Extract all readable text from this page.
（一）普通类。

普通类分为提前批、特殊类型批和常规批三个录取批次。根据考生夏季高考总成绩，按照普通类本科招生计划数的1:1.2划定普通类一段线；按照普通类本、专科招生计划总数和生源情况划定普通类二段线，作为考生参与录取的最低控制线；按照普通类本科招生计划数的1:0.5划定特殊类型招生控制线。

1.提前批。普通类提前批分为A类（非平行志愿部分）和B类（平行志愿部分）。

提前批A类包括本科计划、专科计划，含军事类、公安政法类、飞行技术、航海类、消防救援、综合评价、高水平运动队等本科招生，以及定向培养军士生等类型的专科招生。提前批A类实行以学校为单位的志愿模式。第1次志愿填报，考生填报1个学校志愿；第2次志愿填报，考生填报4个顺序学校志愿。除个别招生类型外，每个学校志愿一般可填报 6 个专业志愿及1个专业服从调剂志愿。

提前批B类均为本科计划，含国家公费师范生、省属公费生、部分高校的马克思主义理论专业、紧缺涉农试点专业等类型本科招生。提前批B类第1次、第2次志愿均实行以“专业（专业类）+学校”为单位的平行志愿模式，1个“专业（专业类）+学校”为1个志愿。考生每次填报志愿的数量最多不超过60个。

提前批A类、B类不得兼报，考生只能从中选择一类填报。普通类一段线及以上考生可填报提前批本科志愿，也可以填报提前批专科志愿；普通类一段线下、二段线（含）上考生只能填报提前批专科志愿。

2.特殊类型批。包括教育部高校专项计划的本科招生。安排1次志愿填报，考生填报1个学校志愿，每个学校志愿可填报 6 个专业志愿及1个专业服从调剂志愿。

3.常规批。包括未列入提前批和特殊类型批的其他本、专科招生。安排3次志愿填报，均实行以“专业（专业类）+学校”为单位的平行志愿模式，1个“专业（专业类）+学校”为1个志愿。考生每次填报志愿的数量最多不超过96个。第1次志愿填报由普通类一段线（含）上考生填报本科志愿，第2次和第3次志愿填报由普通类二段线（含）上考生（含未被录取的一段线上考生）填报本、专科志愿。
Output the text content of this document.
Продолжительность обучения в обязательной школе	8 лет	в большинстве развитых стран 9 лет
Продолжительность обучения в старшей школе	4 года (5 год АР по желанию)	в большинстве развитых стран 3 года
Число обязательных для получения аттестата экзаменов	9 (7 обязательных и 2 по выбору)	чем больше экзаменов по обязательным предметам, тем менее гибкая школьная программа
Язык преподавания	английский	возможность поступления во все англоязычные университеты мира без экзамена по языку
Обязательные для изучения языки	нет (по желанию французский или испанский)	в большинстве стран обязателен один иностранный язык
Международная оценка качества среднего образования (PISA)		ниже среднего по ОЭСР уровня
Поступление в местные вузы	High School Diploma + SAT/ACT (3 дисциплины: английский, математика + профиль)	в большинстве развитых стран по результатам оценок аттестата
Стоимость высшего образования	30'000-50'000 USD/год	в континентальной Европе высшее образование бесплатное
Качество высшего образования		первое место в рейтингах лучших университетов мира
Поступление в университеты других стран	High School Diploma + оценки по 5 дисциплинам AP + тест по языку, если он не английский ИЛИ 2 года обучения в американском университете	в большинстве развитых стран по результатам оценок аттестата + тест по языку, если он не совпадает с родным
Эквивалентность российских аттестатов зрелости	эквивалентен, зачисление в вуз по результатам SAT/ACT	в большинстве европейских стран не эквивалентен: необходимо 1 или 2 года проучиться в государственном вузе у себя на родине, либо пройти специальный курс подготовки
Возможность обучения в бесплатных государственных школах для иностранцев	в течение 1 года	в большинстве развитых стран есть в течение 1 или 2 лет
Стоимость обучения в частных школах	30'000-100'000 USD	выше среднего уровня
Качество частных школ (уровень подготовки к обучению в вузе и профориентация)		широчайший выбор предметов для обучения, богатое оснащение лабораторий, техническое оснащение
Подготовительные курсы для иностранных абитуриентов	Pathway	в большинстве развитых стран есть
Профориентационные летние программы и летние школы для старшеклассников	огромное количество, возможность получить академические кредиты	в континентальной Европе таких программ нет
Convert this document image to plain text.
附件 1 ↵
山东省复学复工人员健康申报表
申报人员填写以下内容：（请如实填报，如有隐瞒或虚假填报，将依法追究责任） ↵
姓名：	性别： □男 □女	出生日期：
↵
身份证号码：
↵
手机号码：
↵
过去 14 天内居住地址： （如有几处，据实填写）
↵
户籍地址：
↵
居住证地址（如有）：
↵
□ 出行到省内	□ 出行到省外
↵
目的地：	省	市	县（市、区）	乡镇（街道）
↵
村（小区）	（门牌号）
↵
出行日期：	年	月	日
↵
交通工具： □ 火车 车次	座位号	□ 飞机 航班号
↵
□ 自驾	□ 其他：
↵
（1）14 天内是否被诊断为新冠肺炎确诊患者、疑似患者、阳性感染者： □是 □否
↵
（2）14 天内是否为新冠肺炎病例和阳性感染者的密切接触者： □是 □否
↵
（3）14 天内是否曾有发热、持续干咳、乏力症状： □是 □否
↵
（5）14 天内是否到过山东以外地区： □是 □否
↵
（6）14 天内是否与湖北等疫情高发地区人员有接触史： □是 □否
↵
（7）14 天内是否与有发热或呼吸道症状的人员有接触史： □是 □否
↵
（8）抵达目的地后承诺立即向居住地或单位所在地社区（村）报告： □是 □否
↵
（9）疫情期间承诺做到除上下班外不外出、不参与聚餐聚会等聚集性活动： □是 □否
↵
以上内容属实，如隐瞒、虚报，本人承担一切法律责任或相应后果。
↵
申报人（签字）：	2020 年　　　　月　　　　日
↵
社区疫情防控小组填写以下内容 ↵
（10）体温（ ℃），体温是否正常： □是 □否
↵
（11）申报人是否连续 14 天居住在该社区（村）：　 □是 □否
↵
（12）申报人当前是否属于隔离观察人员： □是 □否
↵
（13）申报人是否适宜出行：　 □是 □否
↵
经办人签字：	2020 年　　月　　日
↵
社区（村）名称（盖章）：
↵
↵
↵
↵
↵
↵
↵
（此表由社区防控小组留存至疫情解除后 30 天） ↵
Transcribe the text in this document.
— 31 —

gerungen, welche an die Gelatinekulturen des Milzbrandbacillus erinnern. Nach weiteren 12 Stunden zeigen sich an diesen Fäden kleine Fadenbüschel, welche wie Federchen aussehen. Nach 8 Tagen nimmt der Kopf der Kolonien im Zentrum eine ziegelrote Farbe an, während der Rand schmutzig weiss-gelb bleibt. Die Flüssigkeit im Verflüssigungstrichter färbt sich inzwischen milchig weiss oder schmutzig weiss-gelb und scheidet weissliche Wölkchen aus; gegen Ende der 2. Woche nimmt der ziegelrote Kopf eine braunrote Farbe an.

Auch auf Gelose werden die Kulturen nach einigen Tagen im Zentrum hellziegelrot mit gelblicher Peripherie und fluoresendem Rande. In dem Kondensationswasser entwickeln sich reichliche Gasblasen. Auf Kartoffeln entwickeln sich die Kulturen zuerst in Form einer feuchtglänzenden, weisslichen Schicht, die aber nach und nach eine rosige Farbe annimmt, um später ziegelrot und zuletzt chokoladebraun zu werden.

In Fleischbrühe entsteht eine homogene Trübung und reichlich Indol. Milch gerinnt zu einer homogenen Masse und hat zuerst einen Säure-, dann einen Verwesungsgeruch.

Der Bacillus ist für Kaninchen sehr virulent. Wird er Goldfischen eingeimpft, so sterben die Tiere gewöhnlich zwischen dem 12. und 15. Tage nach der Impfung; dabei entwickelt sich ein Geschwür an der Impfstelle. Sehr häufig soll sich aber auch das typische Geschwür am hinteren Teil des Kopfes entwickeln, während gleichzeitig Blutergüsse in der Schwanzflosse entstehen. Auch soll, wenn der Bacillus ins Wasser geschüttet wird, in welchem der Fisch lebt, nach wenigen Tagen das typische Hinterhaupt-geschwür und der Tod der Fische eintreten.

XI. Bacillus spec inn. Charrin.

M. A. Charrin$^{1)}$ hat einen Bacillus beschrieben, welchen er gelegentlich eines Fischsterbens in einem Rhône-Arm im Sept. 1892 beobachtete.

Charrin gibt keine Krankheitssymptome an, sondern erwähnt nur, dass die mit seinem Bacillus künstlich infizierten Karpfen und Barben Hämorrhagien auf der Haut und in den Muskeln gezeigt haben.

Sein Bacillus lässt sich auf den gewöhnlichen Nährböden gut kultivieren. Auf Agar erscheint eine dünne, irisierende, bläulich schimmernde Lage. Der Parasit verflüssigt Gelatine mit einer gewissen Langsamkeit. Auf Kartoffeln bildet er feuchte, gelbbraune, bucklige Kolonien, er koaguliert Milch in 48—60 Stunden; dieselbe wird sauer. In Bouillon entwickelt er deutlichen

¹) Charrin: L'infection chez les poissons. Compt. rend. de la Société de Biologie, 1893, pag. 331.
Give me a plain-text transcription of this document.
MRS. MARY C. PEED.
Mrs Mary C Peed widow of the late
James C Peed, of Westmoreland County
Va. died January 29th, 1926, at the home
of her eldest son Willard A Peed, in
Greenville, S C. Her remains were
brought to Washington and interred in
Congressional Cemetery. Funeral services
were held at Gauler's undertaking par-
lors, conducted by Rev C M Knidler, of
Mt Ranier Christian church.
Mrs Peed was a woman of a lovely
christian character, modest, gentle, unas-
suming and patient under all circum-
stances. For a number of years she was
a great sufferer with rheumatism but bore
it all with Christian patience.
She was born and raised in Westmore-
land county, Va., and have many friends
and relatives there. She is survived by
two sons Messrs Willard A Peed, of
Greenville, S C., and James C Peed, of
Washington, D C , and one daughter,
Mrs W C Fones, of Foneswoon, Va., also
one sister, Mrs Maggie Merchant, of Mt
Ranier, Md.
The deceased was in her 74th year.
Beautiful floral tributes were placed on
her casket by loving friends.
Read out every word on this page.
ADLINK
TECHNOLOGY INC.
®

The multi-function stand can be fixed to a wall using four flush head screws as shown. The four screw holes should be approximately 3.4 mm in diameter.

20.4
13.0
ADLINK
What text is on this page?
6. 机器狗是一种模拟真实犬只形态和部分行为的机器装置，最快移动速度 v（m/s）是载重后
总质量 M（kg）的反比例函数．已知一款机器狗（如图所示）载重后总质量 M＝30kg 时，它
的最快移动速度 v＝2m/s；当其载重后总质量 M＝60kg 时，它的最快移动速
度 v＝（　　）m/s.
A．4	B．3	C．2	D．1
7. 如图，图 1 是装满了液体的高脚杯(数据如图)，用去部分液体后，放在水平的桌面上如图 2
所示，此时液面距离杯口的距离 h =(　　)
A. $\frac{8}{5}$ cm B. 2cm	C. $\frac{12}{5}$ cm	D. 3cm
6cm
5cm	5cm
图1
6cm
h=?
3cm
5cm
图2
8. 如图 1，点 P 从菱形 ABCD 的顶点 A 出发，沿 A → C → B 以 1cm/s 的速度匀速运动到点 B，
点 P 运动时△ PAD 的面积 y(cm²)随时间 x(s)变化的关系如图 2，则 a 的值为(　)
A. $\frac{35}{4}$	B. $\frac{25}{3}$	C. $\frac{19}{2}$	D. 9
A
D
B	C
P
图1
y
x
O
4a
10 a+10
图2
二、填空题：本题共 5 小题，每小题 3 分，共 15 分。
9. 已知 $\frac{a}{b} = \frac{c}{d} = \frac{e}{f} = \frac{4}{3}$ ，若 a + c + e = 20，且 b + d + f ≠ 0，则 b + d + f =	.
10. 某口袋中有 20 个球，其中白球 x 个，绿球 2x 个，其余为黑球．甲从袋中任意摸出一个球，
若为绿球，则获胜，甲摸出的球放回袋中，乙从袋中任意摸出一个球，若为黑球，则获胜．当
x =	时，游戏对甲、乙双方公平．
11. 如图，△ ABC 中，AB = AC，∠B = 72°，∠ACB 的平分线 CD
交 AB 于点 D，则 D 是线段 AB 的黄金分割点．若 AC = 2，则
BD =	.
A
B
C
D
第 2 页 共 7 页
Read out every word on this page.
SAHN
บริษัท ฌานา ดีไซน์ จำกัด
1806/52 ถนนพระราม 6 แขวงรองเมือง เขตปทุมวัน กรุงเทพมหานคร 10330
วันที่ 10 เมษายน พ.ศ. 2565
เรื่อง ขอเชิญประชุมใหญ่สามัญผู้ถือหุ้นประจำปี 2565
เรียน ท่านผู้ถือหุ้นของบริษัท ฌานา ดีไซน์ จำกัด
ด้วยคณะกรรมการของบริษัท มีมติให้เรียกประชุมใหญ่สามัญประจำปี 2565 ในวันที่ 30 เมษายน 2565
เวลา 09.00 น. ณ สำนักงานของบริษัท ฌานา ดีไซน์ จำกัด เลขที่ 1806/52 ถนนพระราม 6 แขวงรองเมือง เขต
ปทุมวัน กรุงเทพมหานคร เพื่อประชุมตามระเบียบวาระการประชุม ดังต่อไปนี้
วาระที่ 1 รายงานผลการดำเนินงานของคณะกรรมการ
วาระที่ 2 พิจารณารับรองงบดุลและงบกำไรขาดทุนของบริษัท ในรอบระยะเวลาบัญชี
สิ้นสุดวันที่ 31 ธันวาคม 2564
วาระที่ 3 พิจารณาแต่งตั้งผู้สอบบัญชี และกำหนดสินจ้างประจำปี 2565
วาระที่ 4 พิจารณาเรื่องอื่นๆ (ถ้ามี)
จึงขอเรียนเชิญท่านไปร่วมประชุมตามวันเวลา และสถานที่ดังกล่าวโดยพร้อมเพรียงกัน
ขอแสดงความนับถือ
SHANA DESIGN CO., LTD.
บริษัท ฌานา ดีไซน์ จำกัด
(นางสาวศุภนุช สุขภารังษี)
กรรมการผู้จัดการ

◆ Required work ◆
Collect from the data above every line that includes "уровня".

◆ Output for this task ◆
Международная оценка качества среднего образования (PISA)		ниже среднего по ОЭСР уровня
Стоимость обучения в частных школах	30'000-100'000 USD	выше среднего уровня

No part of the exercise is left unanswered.